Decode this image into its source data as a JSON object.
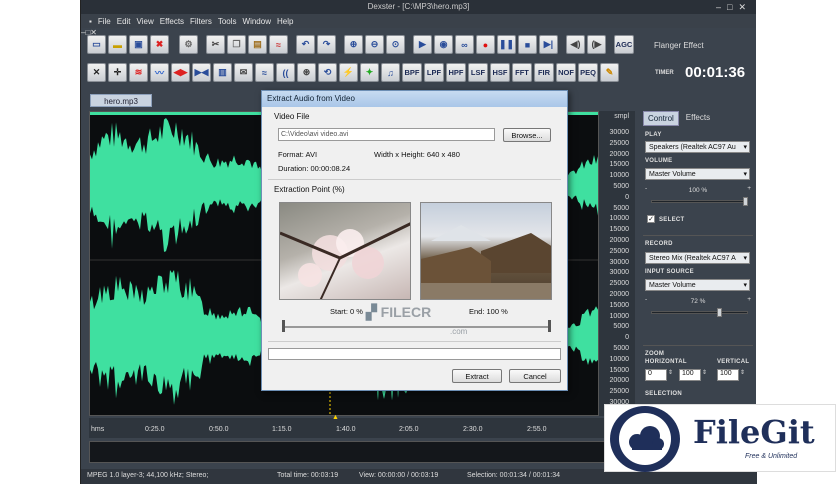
{
  "window": {
    "title": "Dexster - [C:\\MP3\\hero.mp3]"
  },
  "menu": [
    "File",
    "Edit",
    "View",
    "Effects",
    "Filters",
    "Tools",
    "Window",
    "Help"
  ],
  "toolbar1": {
    "effect_label": "Flanger Effect",
    "agc": "AGC"
  },
  "toolbar2": {
    "filters": [
      "BPF",
      "LPF",
      "HPF",
      "LSF",
      "HSF",
      "FFT",
      "FIR",
      "NOF",
      "PEQ"
    ],
    "timer_label": "TIMER",
    "timer_value": "00:01:36"
  },
  "tab": {
    "label": "hero.mp3"
  },
  "ruler": {
    "unit": "smpl",
    "ticks": [
      "30000",
      "25000",
      "20000",
      "15000",
      "10000",
      "5000",
      "0",
      "5000",
      "10000",
      "15000",
      "20000",
      "25000",
      "30000",
      "30000",
      "25000",
      "20000",
      "15000",
      "10000",
      "5000",
      "0",
      "5000",
      "10000",
      "15000",
      "20000",
      "25000",
      "30000"
    ]
  },
  "timeline": [
    "hms",
    "0:25.0",
    "0:50.0",
    "1:15.0",
    "1:40.0",
    "2:05.0",
    "2:30.0",
    "2:55.0"
  ],
  "side": {
    "tabs": [
      "Control",
      "Effects"
    ],
    "play_label": "PLAY",
    "play_device": "Speakers (Realtek AC97 Au",
    "volume_label": "VOLUME",
    "volume_select": "Master Volume",
    "volume_min": "-",
    "volume_max": "+",
    "volume_pct": "100 %",
    "select_label": "SELECT",
    "record_label": "RECORD",
    "record_device": "Stereo Mix (Realtek AC97 A",
    "input_label": "INPUT SOURCE",
    "input_select": "Master Volume",
    "input_pct": "72 %",
    "zoom_label": "ZOOM",
    "horizontal_label": "HORIZONTAL",
    "vertical_label": "VERTICAL",
    "zoom_h1": "0",
    "zoom_h2": "100",
    "zoom_v": "100",
    "selection_label": "SELECTION"
  },
  "volume_level": 1.0,
  "input_level": 0.72,
  "status": {
    "format": "MPEG 1.0 layer-3; 44,100 kHz; Stereo;",
    "total": "Total time: 00:03:19",
    "view": "View: 00:00:00 / 00:03:19",
    "selection": "Selection: 00:01:34 / 00:01:34"
  },
  "dialog": {
    "title": "Extract Audio from Video",
    "video_file_label": "Video File",
    "path": "C:\\Video\\avi video.avi",
    "browse": "Browse...",
    "format": "Format: AVI",
    "size": "Width x Height: 640 x 480",
    "duration": "Duration: 00:00:08.24",
    "extraction_label": "Extraction Point (%)",
    "start": "Start: 0 %",
    "end": "End: 100 %",
    "extract": "Extract",
    "cancel": "Cancel"
  },
  "watermarks": {
    "filecr": "FILECR",
    "filecr_sub": ".com",
    "filegit": "FileGit",
    "filegit_sub": "Free & Unlimited"
  },
  "colors": {
    "wave": "#3fe0a0",
    "bg": "#3b434d",
    "accent": "#2a4d9a"
  }
}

▸ **Task description**: Leave the images out, please, and restate each line word for word.

▸ **Exercise response**:
Decode this image into its source data as a JSON object.
{
  "window": {
    "title": "Dexster - [C:\\MP3\\hero.mp3]"
  },
  "menu": [
    "File",
    "Edit",
    "View",
    "Effects",
    "Filters",
    "Tools",
    "Window",
    "Help"
  ],
  "toolbar1": {
    "effect_label": "Flanger Effect",
    "agc": "AGC"
  },
  "toolbar2": {
    "filters": [
      "BPF",
      "LPF",
      "HPF",
      "LSF",
      "HSF",
      "FFT",
      "FIR",
      "NOF",
      "PEQ"
    ],
    "timer_label": "TIMER",
    "timer_value": "00:01:36"
  },
  "tab": {
    "label": "hero.mp3"
  },
  "ruler": {
    "unit": "smpl",
    "ticks": [
      "30000",
      "25000",
      "20000",
      "15000",
      "10000",
      "5000",
      "0",
      "5000",
      "10000",
      "15000",
      "20000",
      "25000",
      "30000",
      "30000",
      "25000",
      "20000",
      "15000",
      "10000",
      "5000",
      "0",
      "5000",
      "10000",
      "15000",
      "20000",
      "25000",
      "30000"
    ]
  },
  "timeline": [
    "hms",
    "0:25.0",
    "0:50.0",
    "1:15.0",
    "1:40.0",
    "2:05.0",
    "2:30.0",
    "2:55.0"
  ],
  "side": {
    "tabs": [
      "Control",
      "Effects"
    ],
    "play_label": "PLAY",
    "play_device": "Speakers (Realtek AC97 Au",
    "volume_label": "VOLUME",
    "volume_select": "Master Volume",
    "volume_min": "-",
    "volume_max": "+",
    "volume_pct": "100 %",
    "select_label": "SELECT",
    "record_label": "RECORD",
    "record_device": "Stereo Mix (Realtek AC97 A",
    "input_label": "INPUT SOURCE",
    "input_select": "Master Volume",
    "input_pct": "72 %",
    "zoom_label": "ZOOM",
    "horizontal_label": "HORIZONTAL",
    "vertical_label": "VERTICAL",
    "zoom_h1": "0",
    "zoom_h2": "100",
    "zoom_v": "100",
    "selection_label": "SELECTION"
  },
  "volume_level": 1.0,
  "input_level": 0.72,
  "status": {
    "format": "MPEG 1.0 layer-3; 44,100 kHz; Stereo;",
    "total": "Total time: 00:03:19",
    "view": "View: 00:00:00 / 00:03:19",
    "selection": "Selection: 00:01:34 / 00:01:34"
  },
  "dialog": {
    "title": "Extract Audio from Video",
    "video_file_label": "Video File",
    "path": "C:\\Video\\avi video.avi",
    "browse": "Browse...",
    "format": "Format: AVI",
    "size": "Width x Height: 640 x 480",
    "duration": "Duration: 00:00:08.24",
    "extraction_label": "Extraction Point (%)",
    "start": "Start: 0 %",
    "end": "End: 100 %",
    "extract": "Extract",
    "cancel": "Cancel"
  },
  "watermarks": {
    "filecr": "FILECR",
    "filecr_sub": ".com",
    "filegit": "FileGit",
    "filegit_sub": "Free & Unlimited"
  },
  "colors": {
    "wave": "#3fe0a0",
    "bg": "#3b434d",
    "accent": "#2a4d9a"
  }
}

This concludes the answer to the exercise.